**Work to be completed:** Copy out each line of the data holding "text".

**Exercise data:**
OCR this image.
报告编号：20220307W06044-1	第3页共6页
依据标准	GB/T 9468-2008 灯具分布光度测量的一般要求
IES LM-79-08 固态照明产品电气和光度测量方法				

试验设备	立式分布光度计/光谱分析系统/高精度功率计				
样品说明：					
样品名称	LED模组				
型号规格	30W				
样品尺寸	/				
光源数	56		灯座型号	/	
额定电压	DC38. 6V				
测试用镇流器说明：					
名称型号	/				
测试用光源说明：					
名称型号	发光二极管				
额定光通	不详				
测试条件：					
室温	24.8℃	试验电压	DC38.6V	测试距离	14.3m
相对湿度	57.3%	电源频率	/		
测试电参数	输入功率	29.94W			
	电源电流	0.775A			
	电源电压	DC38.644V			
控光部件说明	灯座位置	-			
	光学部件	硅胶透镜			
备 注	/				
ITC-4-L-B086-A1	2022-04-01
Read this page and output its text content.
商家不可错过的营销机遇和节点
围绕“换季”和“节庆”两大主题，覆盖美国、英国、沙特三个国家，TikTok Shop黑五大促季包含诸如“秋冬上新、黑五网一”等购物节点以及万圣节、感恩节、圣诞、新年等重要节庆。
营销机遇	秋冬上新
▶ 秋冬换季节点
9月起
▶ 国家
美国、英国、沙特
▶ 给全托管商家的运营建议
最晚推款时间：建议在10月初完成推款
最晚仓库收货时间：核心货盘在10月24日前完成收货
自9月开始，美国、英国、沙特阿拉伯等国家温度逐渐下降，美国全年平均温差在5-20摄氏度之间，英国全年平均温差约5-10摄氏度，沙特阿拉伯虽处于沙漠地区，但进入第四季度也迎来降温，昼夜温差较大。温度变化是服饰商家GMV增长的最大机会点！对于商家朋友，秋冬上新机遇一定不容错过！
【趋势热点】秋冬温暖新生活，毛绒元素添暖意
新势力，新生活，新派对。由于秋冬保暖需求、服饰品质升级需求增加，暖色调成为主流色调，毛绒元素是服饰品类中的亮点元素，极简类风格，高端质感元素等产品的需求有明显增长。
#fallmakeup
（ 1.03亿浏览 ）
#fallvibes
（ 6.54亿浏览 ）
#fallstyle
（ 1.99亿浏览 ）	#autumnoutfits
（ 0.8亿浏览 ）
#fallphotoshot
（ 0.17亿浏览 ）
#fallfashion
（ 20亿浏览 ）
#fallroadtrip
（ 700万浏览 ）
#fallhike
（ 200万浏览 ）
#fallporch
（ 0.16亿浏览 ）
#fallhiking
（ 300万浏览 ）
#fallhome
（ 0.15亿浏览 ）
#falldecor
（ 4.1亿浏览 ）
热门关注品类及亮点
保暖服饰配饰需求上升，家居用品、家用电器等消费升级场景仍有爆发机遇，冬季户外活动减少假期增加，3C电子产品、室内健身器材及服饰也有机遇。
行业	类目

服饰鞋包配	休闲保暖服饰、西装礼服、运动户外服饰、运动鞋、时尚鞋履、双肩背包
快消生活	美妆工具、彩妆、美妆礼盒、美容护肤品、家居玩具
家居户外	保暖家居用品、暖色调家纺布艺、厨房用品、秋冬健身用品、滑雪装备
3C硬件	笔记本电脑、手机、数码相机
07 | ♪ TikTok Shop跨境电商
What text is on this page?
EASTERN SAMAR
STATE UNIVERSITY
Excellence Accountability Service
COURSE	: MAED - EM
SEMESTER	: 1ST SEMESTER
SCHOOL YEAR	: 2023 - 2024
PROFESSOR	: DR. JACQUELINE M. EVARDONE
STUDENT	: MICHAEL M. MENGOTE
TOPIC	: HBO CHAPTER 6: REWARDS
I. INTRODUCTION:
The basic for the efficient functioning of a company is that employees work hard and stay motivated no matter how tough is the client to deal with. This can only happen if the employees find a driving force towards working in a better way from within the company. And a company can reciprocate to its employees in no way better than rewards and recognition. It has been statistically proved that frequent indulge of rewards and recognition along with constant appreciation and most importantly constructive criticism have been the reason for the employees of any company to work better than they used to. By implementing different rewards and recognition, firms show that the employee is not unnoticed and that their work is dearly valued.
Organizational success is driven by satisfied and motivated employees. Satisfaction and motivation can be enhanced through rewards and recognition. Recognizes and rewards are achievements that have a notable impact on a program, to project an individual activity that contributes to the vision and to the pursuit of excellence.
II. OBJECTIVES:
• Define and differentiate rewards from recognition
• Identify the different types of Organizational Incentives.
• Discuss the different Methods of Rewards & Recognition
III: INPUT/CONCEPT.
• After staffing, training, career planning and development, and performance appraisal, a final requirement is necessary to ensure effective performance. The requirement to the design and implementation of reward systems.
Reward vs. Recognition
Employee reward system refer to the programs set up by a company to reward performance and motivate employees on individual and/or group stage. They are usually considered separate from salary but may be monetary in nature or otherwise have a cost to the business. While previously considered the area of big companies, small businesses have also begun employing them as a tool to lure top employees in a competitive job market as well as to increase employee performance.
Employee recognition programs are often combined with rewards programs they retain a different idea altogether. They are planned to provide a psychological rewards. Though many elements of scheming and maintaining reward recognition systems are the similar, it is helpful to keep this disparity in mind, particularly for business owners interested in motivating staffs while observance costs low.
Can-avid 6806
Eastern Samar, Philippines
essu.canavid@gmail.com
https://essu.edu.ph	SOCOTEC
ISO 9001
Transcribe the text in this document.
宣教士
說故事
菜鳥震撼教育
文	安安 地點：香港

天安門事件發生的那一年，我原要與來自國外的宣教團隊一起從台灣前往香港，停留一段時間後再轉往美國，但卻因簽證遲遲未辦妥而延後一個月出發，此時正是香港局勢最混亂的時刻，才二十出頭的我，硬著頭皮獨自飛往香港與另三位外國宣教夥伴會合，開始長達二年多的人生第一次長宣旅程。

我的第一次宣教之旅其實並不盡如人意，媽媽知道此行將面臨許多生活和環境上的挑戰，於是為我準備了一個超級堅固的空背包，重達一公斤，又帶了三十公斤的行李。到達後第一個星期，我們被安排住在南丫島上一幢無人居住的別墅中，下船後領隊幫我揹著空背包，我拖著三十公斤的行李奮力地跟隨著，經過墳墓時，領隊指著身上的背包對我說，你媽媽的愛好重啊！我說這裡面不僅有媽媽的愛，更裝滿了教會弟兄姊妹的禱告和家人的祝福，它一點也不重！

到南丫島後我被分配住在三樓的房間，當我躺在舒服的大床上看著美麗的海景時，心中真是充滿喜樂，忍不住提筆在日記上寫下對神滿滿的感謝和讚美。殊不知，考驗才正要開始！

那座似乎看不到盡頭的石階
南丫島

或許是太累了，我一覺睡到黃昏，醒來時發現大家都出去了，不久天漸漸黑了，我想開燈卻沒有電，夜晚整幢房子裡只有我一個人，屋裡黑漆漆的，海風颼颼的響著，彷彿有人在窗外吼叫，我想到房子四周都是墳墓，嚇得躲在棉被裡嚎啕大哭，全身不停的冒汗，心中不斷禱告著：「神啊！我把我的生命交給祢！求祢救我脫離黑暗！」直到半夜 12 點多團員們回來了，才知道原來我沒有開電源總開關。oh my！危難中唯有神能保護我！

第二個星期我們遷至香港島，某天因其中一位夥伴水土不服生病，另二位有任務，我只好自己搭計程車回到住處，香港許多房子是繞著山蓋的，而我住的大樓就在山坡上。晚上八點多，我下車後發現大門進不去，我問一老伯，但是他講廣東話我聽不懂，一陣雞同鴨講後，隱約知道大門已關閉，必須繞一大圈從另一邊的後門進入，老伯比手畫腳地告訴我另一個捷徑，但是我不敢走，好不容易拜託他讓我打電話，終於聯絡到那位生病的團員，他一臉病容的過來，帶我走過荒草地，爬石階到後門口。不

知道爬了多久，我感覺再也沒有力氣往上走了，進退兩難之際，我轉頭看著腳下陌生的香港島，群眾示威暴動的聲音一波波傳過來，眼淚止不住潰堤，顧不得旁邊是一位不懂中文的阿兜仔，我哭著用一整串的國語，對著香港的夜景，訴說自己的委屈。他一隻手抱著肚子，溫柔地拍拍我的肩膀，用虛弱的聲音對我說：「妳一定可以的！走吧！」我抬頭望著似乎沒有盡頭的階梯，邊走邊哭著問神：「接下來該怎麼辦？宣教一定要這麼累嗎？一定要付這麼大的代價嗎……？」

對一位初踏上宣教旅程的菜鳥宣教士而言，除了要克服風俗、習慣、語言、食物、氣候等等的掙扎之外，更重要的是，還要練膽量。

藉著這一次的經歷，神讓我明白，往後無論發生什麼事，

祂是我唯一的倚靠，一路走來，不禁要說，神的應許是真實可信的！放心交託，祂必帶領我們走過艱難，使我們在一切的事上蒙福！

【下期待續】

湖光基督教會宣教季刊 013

**Correct answer:**
Read this page and output its text content.
What text is on this page?
Transcribe the text in this document.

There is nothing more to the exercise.